## YOUR OBJECTIVE
Pick out all lines of the entries that include the word "ymax" and copy them.

══════════════════════════════

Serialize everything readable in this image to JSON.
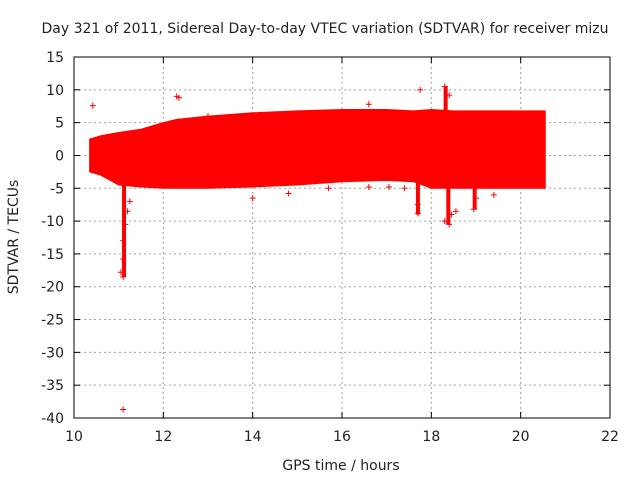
{
  "chart_data": {
    "type": "scatter",
    "title": "Day 321 of 2011, Sidereal Day-to-day VTEC variation (SDTVAR) for receiver mizu",
    "xlabel": "GPS time / hours",
    "ylabel": "SDTVAR / TECUs",
    "xlim": [
      10,
      22
    ],
    "ylim": [
      -40,
      15
    ],
    "x_ticks": [
      10,
      12,
      14,
      16,
      18,
      20,
      22
    ],
    "x_tick_labels": [
      "10",
      "12",
      "14",
      "16",
      "18",
      "20",
      "22"
    ],
    "y_ticks": [
      15,
      10,
      5,
      0,
      -5,
      -10,
      -15,
      -20,
      -25,
      -30,
      -35,
      -40
    ],
    "y_tick_labels": [
      "15",
      "10",
      "5",
      "0",
      "-5",
      "-10",
      "-15",
      "-20",
      "-25",
      "-30",
      "-35",
      "-40"
    ],
    "grid": true,
    "marker": "+",
    "color": "#ff0000",
    "band": {
      "x": [
        10.35,
        10.6,
        11.0,
        11.5,
        12.0,
        12.3,
        13.0,
        14.0,
        15.0,
        16.0,
        17.0,
        17.6,
        18.0,
        18.5,
        19.0,
        19.5,
        20.0,
        20.55
      ],
      "upper": [
        2.5,
        3.0,
        3.5,
        4.0,
        5.0,
        5.5,
        6.0,
        6.5,
        6.8,
        7.0,
        7.0,
        6.8,
        7.0,
        6.8,
        6.8,
        6.8,
        6.8,
        6.8
      ],
      "lower": [
        -2.5,
        -3.0,
        -4.5,
        -4.8,
        -5.0,
        -5.0,
        -5.0,
        -4.8,
        -4.5,
        -4.0,
        -3.8,
        -4.0,
        -5.0,
        -5.0,
        -5.0,
        -5.0,
        -5.0,
        -5.0
      ]
    },
    "points": [
      {
        "x": 10.42,
        "y": 7.6
      },
      {
        "x": 12.3,
        "y": 9.0
      },
      {
        "x": 12.35,
        "y": 8.8
      },
      {
        "x": 13.0,
        "y": 6.0
      },
      {
        "x": 17.75,
        "y": 10.0
      },
      {
        "x": 18.3,
        "y": 10.5
      },
      {
        "x": 18.4,
        "y": 9.2
      },
      {
        "x": 16.6,
        "y": 7.8
      },
      {
        "x": 11.1,
        "y": -38.7
      },
      {
        "x": 11.1,
        "y": -18.5
      },
      {
        "x": 11.05,
        "y": -17.8
      },
      {
        "x": 11.1,
        "y": -15.8
      },
      {
        "x": 11.1,
        "y": -13.0
      },
      {
        "x": 11.15,
        "y": -10.5
      },
      {
        "x": 11.2,
        "y": -8.5
      },
      {
        "x": 11.25,
        "y": -7.0
      },
      {
        "x": 14.0,
        "y": -6.5
      },
      {
        "x": 14.8,
        "y": -5.8
      },
      {
        "x": 15.7,
        "y": -5.0
      },
      {
        "x": 16.6,
        "y": -4.8
      },
      {
        "x": 17.05,
        "y": -4.8
      },
      {
        "x": 17.4,
        "y": -5.0
      },
      {
        "x": 17.7,
        "y": -8.8
      },
      {
        "x": 17.7,
        "y": -7.5
      },
      {
        "x": 18.3,
        "y": -10.0
      },
      {
        "x": 18.4,
        "y": -10.5
      },
      {
        "x": 18.45,
        "y": -9.0
      },
      {
        "x": 18.55,
        "y": -8.5
      },
      {
        "x": 18.95,
        "y": -8.2
      },
      {
        "x": 19.0,
        "y": -6.5
      },
      {
        "x": 19.4,
        "y": -6.0
      }
    ],
    "spikes": [
      {
        "x": 11.12,
        "ymin": -18.5,
        "ymax": -4.5
      },
      {
        "x": 17.7,
        "ymin": -9.0,
        "ymax": -3.8
      },
      {
        "x": 18.38,
        "ymin": -10.5,
        "ymax": -4.5
      },
      {
        "x": 18.97,
        "ymin": -8.2,
        "ymax": -4.8
      },
      {
        "x": 18.32,
        "ymin": 6.8,
        "ymax": 10.5
      }
    ]
  }
}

══════════════════════════════

## RESULT
        "ymax": -4.5
        "ymax": -3.8
        "ymax": -4.5
        "ymax": -4.8
        "ymax": 10.5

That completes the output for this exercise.